### Written instruction
Using the data below, copy every line that contains the word "JSON".

### Source records

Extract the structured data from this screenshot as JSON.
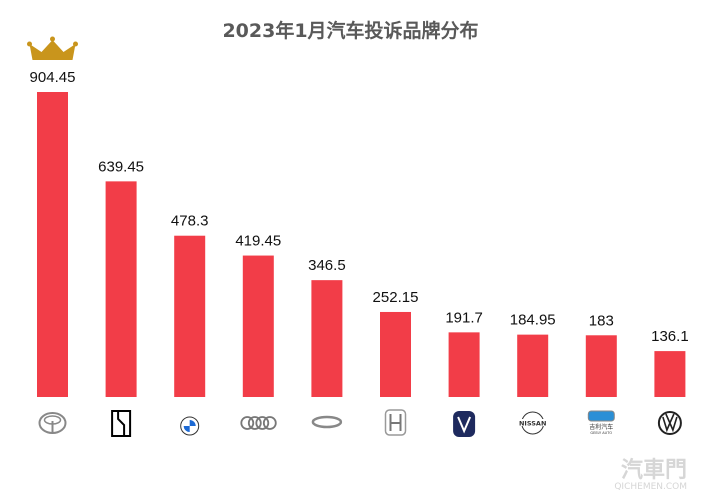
{
  "chart_data": {
    "type": "bar",
    "title": "2023年1月汽车投诉品牌分布",
    "categories": [
      "toyota-logo",
      "s-box-logo",
      "bmw-logo",
      "audi-logo",
      "chery-logo",
      "honda-logo",
      "changan-logo",
      "nissan-logo",
      "geely-logo",
      "volkswagen-logo"
    ],
    "values": [
      904.45,
      639.45,
      478.3,
      419.45,
      346.5,
      252.15,
      191.7,
      184.95,
      183,
      136.1
    ],
    "data_labels": [
      "904.45",
      "639.45",
      "478.3",
      "419.45",
      "346.5",
      "252.15",
      "191.7",
      "184.95",
      "183",
      "136.1"
    ],
    "bar_color": "#f23d48",
    "ylim": [
      0,
      904.45
    ],
    "grid": false,
    "annotations": {
      "top_marker": "crown-icon"
    },
    "logo_text": {
      "nissan": "NISSAN",
      "geely_cn": "吉利汽车",
      "geely_en": "GEELY AUTO"
    }
  },
  "watermark": {
    "cn": "汽車門",
    "en": "QICHEMEN.COM"
  }
}
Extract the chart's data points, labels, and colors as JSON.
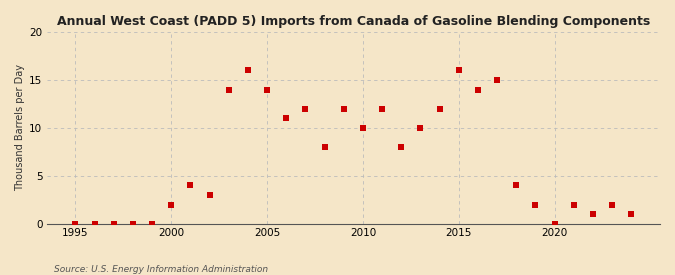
{
  "title": "Annual West Coast (PADD 5) Imports from Canada of Gasoline Blending Components",
  "ylabel": "Thousand Barrels per Day",
  "source": "Source: U.S. Energy Information Administration",
  "background_color": "#f5e6c8",
  "plot_bg_color": "#f5e6c8",
  "dot_color": "#cc0000",
  "grid_color": "#bbbbbb",
  "xlim": [
    1993.5,
    2025.5
  ],
  "ylim": [
    0,
    20
  ],
  "xticks": [
    1995,
    2000,
    2005,
    2010,
    2015,
    2020
  ],
  "yticks": [
    0,
    5,
    10,
    15,
    20
  ],
  "data": {
    "1995": 0,
    "1996": 0,
    "1997": 0,
    "1998": 0,
    "1999": 0,
    "2000": 2,
    "2001": 4,
    "2002": 3,
    "2003": 14,
    "2004": 16,
    "2005": 14,
    "2006": 11,
    "2007": 12,
    "2008": 8,
    "2009": 12,
    "2010": 10,
    "2011": 12,
    "2012": 8,
    "2013": 10,
    "2014": 12,
    "2015": 16,
    "2016": 14,
    "2017": 15,
    "2018": 4,
    "2019": 2,
    "2020": 0,
    "2021": 2,
    "2022": 1,
    "2023": 2,
    "2024": 1
  }
}
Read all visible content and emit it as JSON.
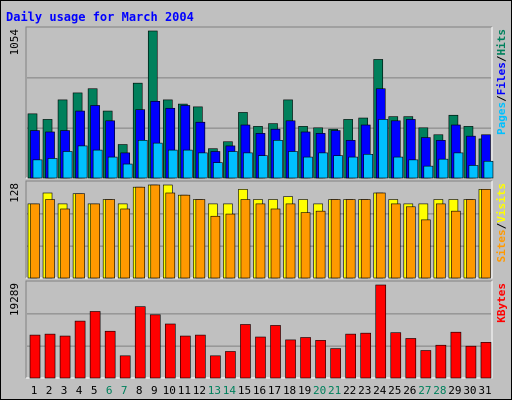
{
  "chart_data": [
    {
      "type": "bar",
      "title": "Daily usage for March 2004",
      "ylabel": "Pages / Files / Hits",
      "y_max_label": "1054",
      "ylim": [
        0,
        1054
      ],
      "categories": [
        "1",
        "2",
        "3",
        "4",
        "5",
        "6",
        "7",
        "8",
        "9",
        "10",
        "11",
        "12",
        "13",
        "14",
        "15",
        "16",
        "17",
        "18",
        "19",
        "20",
        "21",
        "22",
        "23",
        "24",
        "25",
        "26",
        "27",
        "28",
        "29",
        "30",
        "31"
      ],
      "weekend_days": [
        "6",
        "7",
        "13",
        "14",
        "20",
        "21",
        "27",
        "28"
      ],
      "series": [
        {
          "name": "Hits",
          "color": "#00805c",
          "values": [
            460,
            420,
            560,
            610,
            640,
            480,
            240,
            680,
            1054,
            560,
            530,
            510,
            210,
            260,
            470,
            370,
            390,
            560,
            370,
            360,
            350,
            420,
            430,
            850,
            440,
            440,
            360,
            310,
            450,
            370,
            280
          ]
        },
        {
          "name": "Files",
          "color": "#0000ff",
          "values": [
            340,
            330,
            340,
            480,
            520,
            410,
            180,
            490,
            550,
            500,
            520,
            400,
            190,
            230,
            380,
            320,
            350,
            410,
            330,
            320,
            340,
            270,
            380,
            640,
            410,
            420,
            290,
            270,
            380,
            300,
            310
          ]
        },
        {
          "name": "Pages",
          "color": "#00c0ff",
          "values": [
            130,
            140,
            190,
            230,
            200,
            150,
            100,
            270,
            250,
            200,
            200,
            180,
            110,
            190,
            180,
            160,
            270,
            190,
            150,
            180,
            160,
            150,
            170,
            420,
            150,
            130,
            85,
            135,
            180,
            90,
            120
          ]
        }
      ]
    },
    {
      "type": "bar",
      "ylabel": "Sites / Visits",
      "y_max_label": "128",
      "ylim": [
        0,
        128
      ],
      "categories": [
        "1",
        "2",
        "3",
        "4",
        "5",
        "6",
        "7",
        "8",
        "9",
        "10",
        "11",
        "12",
        "13",
        "14",
        "15",
        "16",
        "17",
        "18",
        "19",
        "20",
        "21",
        "22",
        "23",
        "24",
        "25",
        "26",
        "27",
        "28",
        "29",
        "30",
        "31"
      ],
      "series": [
        {
          "name": "Visits",
          "color": "#ffff00",
          "values": [
            102,
            117,
            102,
            116,
            102,
            108,
            102,
            125,
            128,
            128,
            114,
            108,
            102,
            102,
            122,
            108,
            108,
            112,
            108,
            102,
            108,
            108,
            108,
            117,
            108,
            102,
            102,
            108,
            108,
            108,
            122
          ]
        },
        {
          "name": "Sites",
          "color": "#ff9900",
          "values": [
            102,
            108,
            95,
            116,
            102,
            108,
            95,
            125,
            128,
            117,
            114,
            108,
            85,
            88,
            108,
            102,
            95,
            102,
            90,
            92,
            108,
            108,
            108,
            117,
            102,
            98,
            80,
            102,
            92,
            108,
            122
          ]
        }
      ]
    },
    {
      "type": "bar",
      "ylabel": "KBytes",
      "y_max_label": "19289",
      "ylim": [
        0,
        19289
      ],
      "categories": [
        "1",
        "2",
        "3",
        "4",
        "5",
        "6",
        "7",
        "8",
        "9",
        "10",
        "11",
        "12",
        "13",
        "14",
        "15",
        "16",
        "17",
        "18",
        "19",
        "20",
        "21",
        "22",
        "23",
        "24",
        "25",
        "26",
        "27",
        "28",
        "29",
        "30",
        "31"
      ],
      "series": [
        {
          "name": "KBytes",
          "color": "#ff0000",
          "values": [
            8900,
            9100,
            8700,
            11800,
            13800,
            9700,
            4600,
            14800,
            13100,
            11200,
            8700,
            8900,
            4600,
            5500,
            11100,
            8500,
            10900,
            7900,
            8400,
            7800,
            6100,
            9100,
            9300,
            19289,
            9400,
            8200,
            5700,
            6800,
            9500,
            6600,
            7400
          ]
        }
      ]
    }
  ]
}
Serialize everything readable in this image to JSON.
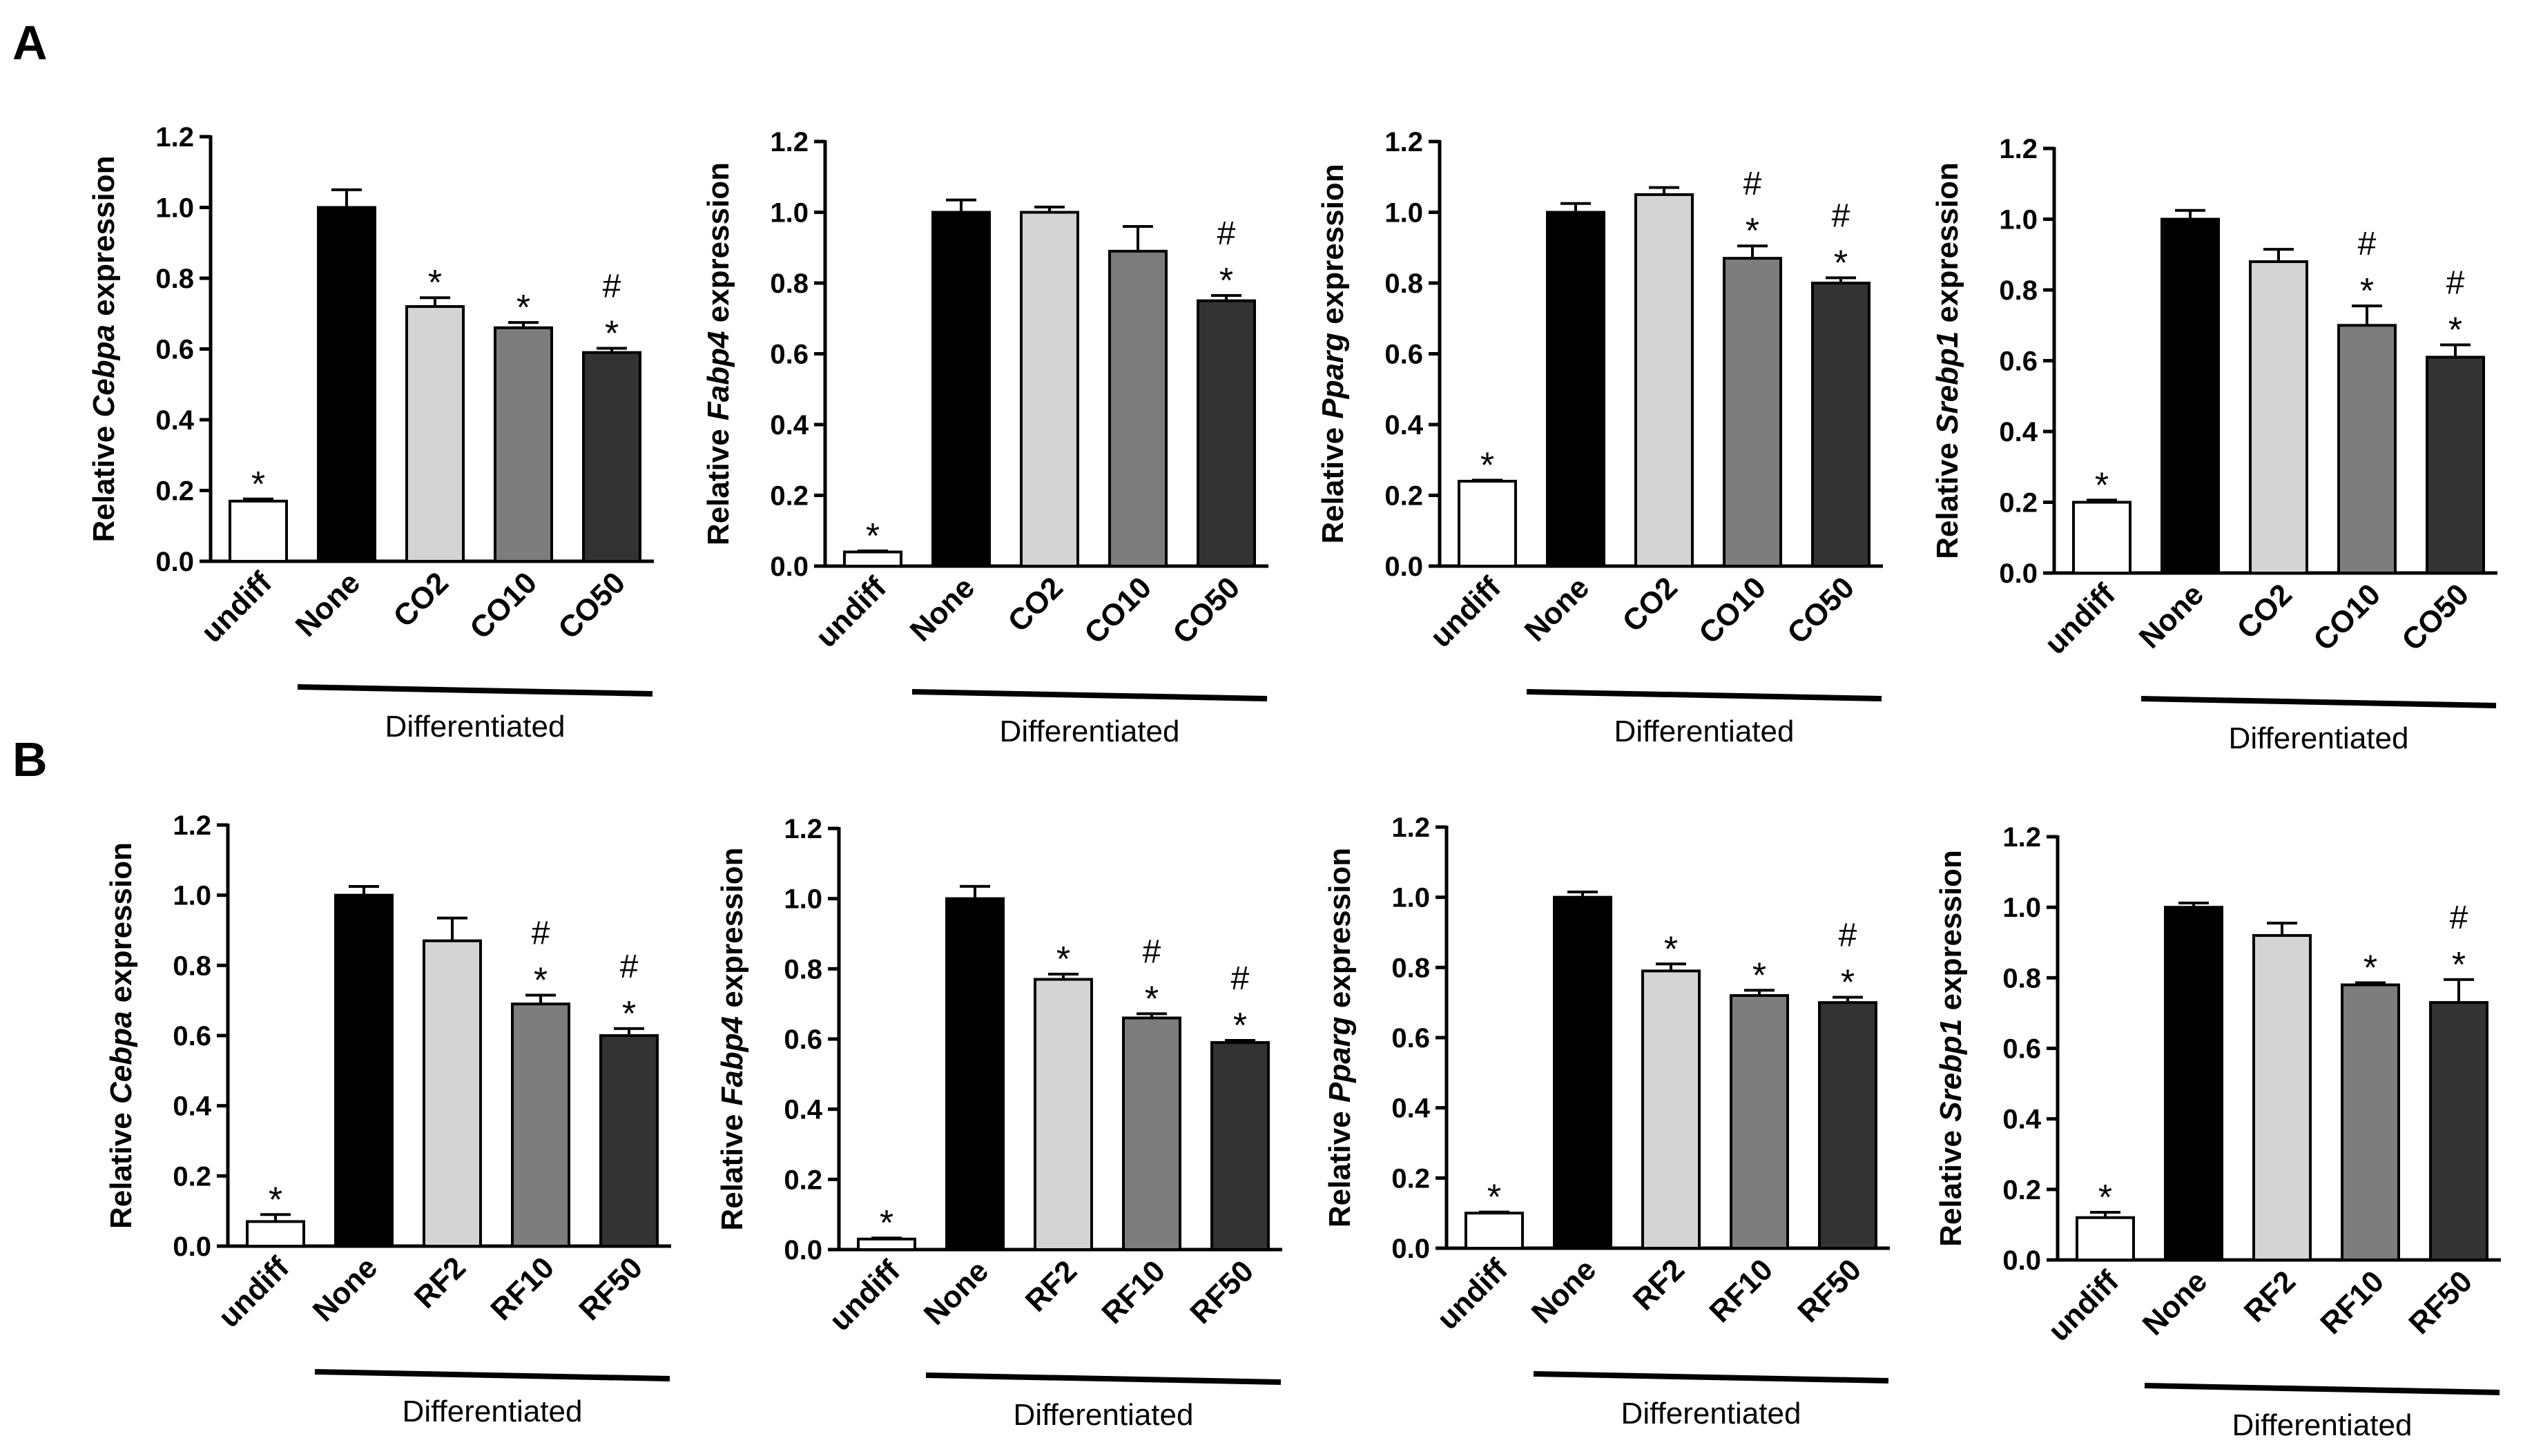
{
  "panels": [
    {
      "letter": "A",
      "charts": [
        0,
        1,
        2,
        3
      ]
    },
    {
      "letter": "B",
      "charts": [
        4,
        5,
        6,
        7
      ]
    }
  ],
  "colors": {
    "undiff": "#ffffff",
    "None": "#000000",
    "level2": "#d4d4d4",
    "level10": "#7d7d7d",
    "level50": "#333333",
    "stroke": "#000000"
  },
  "chart_data": [
    {
      "type": "bar",
      "panel": "A",
      "gene": "Cebpa",
      "ylabel_prefix": "Relative ",
      "ylabel_suffix": " expression",
      "categories": [
        "undiff",
        "None",
        "CO2",
        "CO10",
        "CO50"
      ],
      "values": [
        0.17,
        1.0,
        0.72,
        0.66,
        0.59
      ],
      "errors": [
        0.006,
        0.05,
        0.025,
        0.015,
        0.012
      ],
      "annotations": [
        [
          "*"
        ],
        [],
        [
          "*"
        ],
        [
          "*"
        ],
        [
          "#",
          "*"
        ]
      ],
      "ylim": [
        0,
        1.2
      ],
      "yticks": [
        "0.0",
        "0.2",
        "0.4",
        "0.6",
        "0.8",
        "1.0",
        "1.2"
      ],
      "group_label": "Differentiated"
    },
    {
      "type": "bar",
      "panel": "A",
      "gene": "Fabp4",
      "ylabel_prefix": "Relative ",
      "ylabel_suffix": " expression",
      "categories": [
        "undiff",
        "None",
        "CO2",
        "CO10",
        "CO50"
      ],
      "values": [
        0.04,
        1.0,
        1.0,
        0.89,
        0.75
      ],
      "errors": [
        0.003,
        0.035,
        0.015,
        0.07,
        0.015
      ],
      "annotations": [
        [
          "*"
        ],
        [],
        [],
        [],
        [
          "#",
          "*"
        ]
      ],
      "ylim": [
        0,
        1.2
      ],
      "yticks": [
        "0.0",
        "0.2",
        "0.4",
        "0.6",
        "0.8",
        "1.0",
        "1.2"
      ],
      "group_label": "Differentiated"
    },
    {
      "type": "bar",
      "panel": "A",
      "gene": "Pparg",
      "ylabel_prefix": "Relative ",
      "ylabel_suffix": "  expression",
      "categories": [
        "undiff",
        "None",
        "CO2",
        "CO10",
        "CO50"
      ],
      "values": [
        0.24,
        1.0,
        1.05,
        0.87,
        0.8
      ],
      "errors": [
        0.003,
        0.025,
        0.02,
        0.035,
        0.015
      ],
      "annotations": [
        [
          "*"
        ],
        [],
        [],
        [
          "#",
          "*"
        ],
        [
          "#",
          "*"
        ]
      ],
      "ylim": [
        0,
        1.2
      ],
      "yticks": [
        "0.0",
        "0.2",
        "0.4",
        "0.6",
        "0.8",
        "1.0",
        "1.2"
      ],
      "group_label": "Differentiated"
    },
    {
      "type": "bar",
      "panel": "A",
      "gene": "Srebp1",
      "ylabel_prefix": "Relative ",
      "ylabel_suffix": " expression",
      "categories": [
        "undiff",
        "None",
        "CO2",
        "CO10",
        "CO50"
      ],
      "values": [
        0.2,
        1.0,
        0.88,
        0.7,
        0.61
      ],
      "errors": [
        0.006,
        0.025,
        0.035,
        0.055,
        0.035
      ],
      "annotations": [
        [
          "*"
        ],
        [],
        [],
        [
          "#",
          "*"
        ],
        [
          "#",
          "*"
        ]
      ],
      "ylim": [
        0,
        1.2
      ],
      "yticks": [
        "0.0",
        "0.2",
        "0.4",
        "0.6",
        "0.8",
        "1.0",
        "1.2"
      ],
      "group_label": "Differentiated"
    },
    {
      "type": "bar",
      "panel": "B",
      "gene": "Cebpa",
      "ylabel_prefix": "Relative ",
      "ylabel_suffix": " expression",
      "categories": [
        "undiff",
        "None",
        "RF2",
        "RF10",
        "RF50"
      ],
      "values": [
        0.07,
        1.0,
        0.87,
        0.69,
        0.6
      ],
      "errors": [
        0.02,
        0.025,
        0.065,
        0.025,
        0.02
      ],
      "annotations": [
        [
          "*"
        ],
        [],
        [],
        [
          "#",
          "*"
        ],
        [
          "#",
          "*"
        ]
      ],
      "ylim": [
        0,
        1.2
      ],
      "yticks": [
        "0.0",
        "0.2",
        "0.4",
        "0.6",
        "0.8",
        "1.0",
        "1.2"
      ],
      "group_label": "Differentiated"
    },
    {
      "type": "bar",
      "panel": "B",
      "gene": "Fabp4",
      "ylabel_prefix": "Relative ",
      "ylabel_suffix": " expression",
      "categories": [
        "undiff",
        "None",
        "RF2",
        "RF10",
        "RF50"
      ],
      "values": [
        0.03,
        1.0,
        0.77,
        0.66,
        0.59
      ],
      "errors": [
        0.003,
        0.035,
        0.015,
        0.012,
        0.006
      ],
      "annotations": [
        [
          "*"
        ],
        [],
        [
          "*"
        ],
        [
          "#",
          "*"
        ],
        [
          "#",
          "*"
        ]
      ],
      "ylim": [
        0,
        1.2
      ],
      "yticks": [
        "0.0",
        "0.2",
        "0.4",
        "0.6",
        "0.8",
        "1.0",
        "1.2"
      ],
      "group_label": "Differentiated"
    },
    {
      "type": "bar",
      "panel": "B",
      "gene": "Pparg",
      "ylabel_prefix": "Relative ",
      "ylabel_suffix": "  expression",
      "categories": [
        "undiff",
        "None",
        "RF2",
        "RF10",
        "RF50"
      ],
      "values": [
        0.1,
        1.0,
        0.79,
        0.72,
        0.7
      ],
      "errors": [
        0.003,
        0.015,
        0.02,
        0.015,
        0.015
      ],
      "annotations": [
        [
          "*"
        ],
        [],
        [
          "*"
        ],
        [
          "*"
        ],
        [
          "#",
          "*"
        ]
      ],
      "ylim": [
        0,
        1.2
      ],
      "yticks": [
        "0.0",
        "0.2",
        "0.4",
        "0.6",
        "0.8",
        "1.0",
        "1.2"
      ],
      "group_label": "Differentiated"
    },
    {
      "type": "bar",
      "panel": "B",
      "gene": "Srebp1",
      "ylabel_prefix": "Relative ",
      "ylabel_suffix": " expression",
      "categories": [
        "undiff",
        "None",
        "RF2",
        "RF10",
        "RF50"
      ],
      "values": [
        0.12,
        1.0,
        0.92,
        0.78,
        0.73
      ],
      "errors": [
        0.015,
        0.012,
        0.035,
        0.006,
        0.065
      ],
      "annotations": [
        [
          "*"
        ],
        [],
        [],
        [
          "*"
        ],
        [
          "#",
          "*"
        ]
      ],
      "ylim": [
        0,
        1.2
      ],
      "yticks": [
        "0.0",
        "0.2",
        "0.4",
        "0.6",
        "0.8",
        "1.0",
        "1.2"
      ],
      "group_label": "Differentiated"
    }
  ]
}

### Result
Extract the structured data from this screenshot as JSON.
Extract the chart's data points, labels, and colors as JSON.
Read all visible content and emit it as JSON.
Serialize everything readable in this image to JSON.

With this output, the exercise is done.